[Dataset entries]
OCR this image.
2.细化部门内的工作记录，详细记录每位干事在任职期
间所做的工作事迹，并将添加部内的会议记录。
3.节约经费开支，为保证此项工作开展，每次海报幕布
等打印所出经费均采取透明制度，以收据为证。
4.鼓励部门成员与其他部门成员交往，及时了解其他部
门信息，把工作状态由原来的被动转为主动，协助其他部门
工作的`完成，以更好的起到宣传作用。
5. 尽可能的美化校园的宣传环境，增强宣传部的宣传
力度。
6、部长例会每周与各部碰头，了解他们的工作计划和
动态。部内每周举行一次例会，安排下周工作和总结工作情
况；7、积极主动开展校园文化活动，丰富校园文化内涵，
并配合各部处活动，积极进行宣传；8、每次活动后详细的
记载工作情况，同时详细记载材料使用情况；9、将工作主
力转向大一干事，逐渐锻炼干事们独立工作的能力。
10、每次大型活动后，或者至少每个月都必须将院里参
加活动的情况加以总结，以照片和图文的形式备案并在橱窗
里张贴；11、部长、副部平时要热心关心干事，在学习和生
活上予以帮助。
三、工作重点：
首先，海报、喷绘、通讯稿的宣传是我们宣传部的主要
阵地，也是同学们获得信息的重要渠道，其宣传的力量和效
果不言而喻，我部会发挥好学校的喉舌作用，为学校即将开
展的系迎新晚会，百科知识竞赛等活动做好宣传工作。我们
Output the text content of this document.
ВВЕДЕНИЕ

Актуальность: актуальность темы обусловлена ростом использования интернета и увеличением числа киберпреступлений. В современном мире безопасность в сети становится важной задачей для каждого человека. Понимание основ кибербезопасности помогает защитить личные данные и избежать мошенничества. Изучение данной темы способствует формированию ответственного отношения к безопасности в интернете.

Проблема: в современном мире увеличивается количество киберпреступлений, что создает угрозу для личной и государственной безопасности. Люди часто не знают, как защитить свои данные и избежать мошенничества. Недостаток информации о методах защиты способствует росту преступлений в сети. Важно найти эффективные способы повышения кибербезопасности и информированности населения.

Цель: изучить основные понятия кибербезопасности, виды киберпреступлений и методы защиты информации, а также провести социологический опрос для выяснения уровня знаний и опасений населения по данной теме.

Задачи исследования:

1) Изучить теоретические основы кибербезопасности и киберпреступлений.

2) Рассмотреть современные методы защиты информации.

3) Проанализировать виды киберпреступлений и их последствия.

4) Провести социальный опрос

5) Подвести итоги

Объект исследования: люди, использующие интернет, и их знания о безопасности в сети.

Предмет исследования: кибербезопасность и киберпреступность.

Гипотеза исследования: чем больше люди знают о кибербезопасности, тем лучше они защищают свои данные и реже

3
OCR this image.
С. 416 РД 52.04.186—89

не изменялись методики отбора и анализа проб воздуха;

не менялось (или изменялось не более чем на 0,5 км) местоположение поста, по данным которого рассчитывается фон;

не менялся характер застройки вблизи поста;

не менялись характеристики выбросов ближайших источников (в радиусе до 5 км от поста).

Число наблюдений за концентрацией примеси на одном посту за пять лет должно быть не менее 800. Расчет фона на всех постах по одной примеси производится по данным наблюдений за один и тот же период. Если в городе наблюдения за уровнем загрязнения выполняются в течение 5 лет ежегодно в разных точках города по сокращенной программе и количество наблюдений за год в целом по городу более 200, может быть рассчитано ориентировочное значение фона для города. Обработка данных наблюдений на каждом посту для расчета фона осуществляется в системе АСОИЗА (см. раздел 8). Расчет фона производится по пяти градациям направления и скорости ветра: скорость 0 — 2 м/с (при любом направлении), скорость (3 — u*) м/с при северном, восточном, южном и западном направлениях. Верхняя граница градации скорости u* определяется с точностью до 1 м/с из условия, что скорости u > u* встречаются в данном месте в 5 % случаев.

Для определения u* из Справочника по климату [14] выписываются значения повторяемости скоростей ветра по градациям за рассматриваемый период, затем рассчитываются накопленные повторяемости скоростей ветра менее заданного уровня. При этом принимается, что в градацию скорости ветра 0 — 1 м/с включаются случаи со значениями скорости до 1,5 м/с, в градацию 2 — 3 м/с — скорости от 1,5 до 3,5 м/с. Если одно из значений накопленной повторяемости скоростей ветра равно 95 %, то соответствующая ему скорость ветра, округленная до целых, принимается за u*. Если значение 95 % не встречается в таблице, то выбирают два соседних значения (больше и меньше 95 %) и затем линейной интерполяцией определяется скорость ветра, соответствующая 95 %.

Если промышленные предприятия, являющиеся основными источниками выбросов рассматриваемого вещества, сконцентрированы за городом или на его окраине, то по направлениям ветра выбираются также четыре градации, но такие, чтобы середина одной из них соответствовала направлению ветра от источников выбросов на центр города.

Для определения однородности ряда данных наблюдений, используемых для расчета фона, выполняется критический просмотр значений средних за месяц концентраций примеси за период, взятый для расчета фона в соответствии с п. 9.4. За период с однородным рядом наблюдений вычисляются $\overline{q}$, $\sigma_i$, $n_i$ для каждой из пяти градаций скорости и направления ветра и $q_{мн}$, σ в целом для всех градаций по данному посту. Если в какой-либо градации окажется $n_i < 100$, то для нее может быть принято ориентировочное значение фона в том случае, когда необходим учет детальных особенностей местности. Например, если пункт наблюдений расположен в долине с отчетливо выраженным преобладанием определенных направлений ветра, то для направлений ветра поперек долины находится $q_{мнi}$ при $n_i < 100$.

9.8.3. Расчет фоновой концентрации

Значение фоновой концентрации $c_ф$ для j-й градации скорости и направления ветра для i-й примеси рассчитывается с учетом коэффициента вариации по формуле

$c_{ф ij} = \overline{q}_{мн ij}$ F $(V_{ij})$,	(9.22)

▶ _Exercise brief_
Please restate the whole listing word for word.

▶ _Task output_
OCR this image.
2.细化部门内的工作记录，详细记录每位干事在任职期
间所做的工作事迹，并将添加部内的会议记录。
3.节约经费开支，为保证此项工作开展，每次海报幕布
等打印所出经费均采取透明制度，以收据为证。
4.鼓励部门成员与其他部门成员交往，及时了解其他部
门信息，把工作状态由原来的被动转为主动，协助其他部门
工作的`完成，以更好的起到宣传作用。
5. 尽可能的美化校园的宣传环境，增强宣传部的宣传
力度。
6、部长例会每周与各部碰头，了解他们的工作计划和
动态。部内每周举行一次例会，安排下周工作和总结工作情
况；7、积极主动开展校园文化活动，丰富校园文化内涵，
并配合各部处活动，积极进行宣传；8、每次活动后详细的
记载工作情况，同时详细记载材料使用情况；9、将工作主
力转向大一干事，逐渐锻炼干事们独立工作的能力。
10、每次大型活动后，或者至少每个月都必须将院里参
加活动的情况加以总结，以照片和图文的形式备案并在橱窗
里张贴；11、部长、副部平时要热心关心干事，在学习和生
活上予以帮助。
三、工作重点：
首先，海报、喷绘、通讯稿的宣传是我们宣传部的主要
阵地，也是同学们获得信息的重要渠道，其宣传的力量和效
果不言而喻，我部会发挥好学校的喉舌作用，为学校即将开
展的系迎新晚会，百科知识竞赛等活动做好宣传工作。我们
Output the text content of this document.
ВВЕДЕНИЕ

Актуальность: актуальность темы обусловлена ростом использования интернета и увеличением числа киберпреступлений. В современном мире безопасность в сети становится важной задачей для каждого человека. Понимание основ кибербезопасности помогает защитить личные данные и избежать мошенничества. Изучение данной темы способствует формированию ответственного отношения к безопасности в интернете.

Проблема: в современном мире увеличивается количество киберпреступлений, что создает угрозу для личной и государственной безопасности. Люди часто не знают, как защитить свои данные и избежать мошенничества. Недостаток информации о методах защиты способствует росту преступлений в сети. Важно найти эффективные способы повышения кибербезопасности и информированности населения.

Цель: изучить основные понятия кибербезопасности, виды киберпреступлений и методы защиты информации, а также провести социологический опрос для выяснения уровня знаний и опасений населения по данной теме.

Задачи исследования:

1) Изучить теоретические основы кибербезопасности и киберпреступлений.

2) Рассмотреть современные методы защиты информации.

3) Проанализировать виды киберпреступлений и их последствия.

4) Провести социальный опрос

5) Подвести итоги

Объект исследования: люди, использующие интернет, и их знания о безопасности в сети.

Предмет исследования: кибербезопасность и киберпреступность.

Гипотеза исследования: чем больше люди знают о кибербезопасности, тем лучше они защищают свои данные и реже

3
OCR this image.
С. 416 РД 52.04.186—89

не изменялись методики отбора и анализа проб воздуха;

не менялось (или изменялось не более чем на 0,5 км) местоположение поста, по данным которого рассчитывается фон;

не менялся характер застройки вблизи поста;

не менялись характеристики выбросов ближайших источников (в радиусе до 5 км от поста).

Число наблюдений за концентрацией примеси на одном посту за пять лет должно быть не менее 800. Расчет фона на всех постах по одной примеси производится по данным наблюдений за один и тот же период. Если в городе наблюдения за уровнем загрязнения выполняются в течение 5 лет ежегодно в разных точках города по сокращенной программе и количество наблюдений за год в целом по городу более 200, может быть рассчитано ориентировочное значение фона для города. Обработка данных наблюдений на каждом посту для расчета фона осуществляется в системе АСОИЗА (см. раздел 8). Расчет фона производится по пяти градациям направления и скорости ветра: скорость 0 — 2 м/с (при любом направлении), скорость (3 — u*) м/с при северном, восточном, южном и западном направлениях. Верхняя граница градации скорости u* определяется с точностью до 1 м/с из условия, что скорости u > u* встречаются в данном месте в 5 % случаев.

Для определения u* из Справочника по климату [14] выписываются значения повторяемости скоростей ветра по градациям за рассматриваемый период, затем рассчитываются накопленные повторяемости скоростей ветра менее заданного уровня. При этом принимается, что в градацию скорости ветра 0 — 1 м/с включаются случаи со значениями скорости до 1,5 м/с, в градацию 2 — 3 м/с — скорости от 1,5 до 3,5 м/с. Если одно из значений накопленной повторяемости скоростей ветра равно 95 %, то соответствующая ему скорость ветра, округленная до целых, принимается за u*. Если значение 95 % не встречается в таблице, то выбирают два соседних значения (больше и меньше 95 %) и затем линейной интерполяцией определяется скорость ветра, соответствующая 95 %.

Если промышленные предприятия, являющиеся основными источниками выбросов рассматриваемого вещества, сконцентрированы за городом или на его окраине, то по направлениям ветра выбираются также четыре градации, но такие, чтобы середина одной из них соответствовала направлению ветра от источников выбросов на центр города.

Для определения однородности ряда данных наблюдений, используемых для расчета фона, выполняется критический просмотр значений средних за месяц концентраций примеси за период, взятый для расчета фона в соответствии с п. 9.4. За период с однородным рядом наблюдений вычисляются $\overline{q}$, $\sigma_i$, $n_i$ для каждой из пяти градаций скорости и направления ветра и $q_{мн}$, σ в целом для всех градаций по данному посту. Если в какой-либо градации окажется $n_i < 100$, то для нее может быть принято ориентировочное значение фона в том случае, когда необходим учет детальных особенностей местности. Например, если пункт наблюдений расположен в долине с отчетливо выраженным преобладанием определенных направлений ветра, то для направлений ветра поперек долины находится $q_{мнi}$ при $n_i < 100$.

9.8.3. Расчет фоновой концентрации

Значение фоновой концентрации $c_ф$ для j-й градации скорости и направления ветра для i-й примеси рассчитывается с учетом коэффициента вариации по формуле

$c_{ф ij} = \overline{q}_{мн ij}$ F $(V_{ij})$,	(9.22)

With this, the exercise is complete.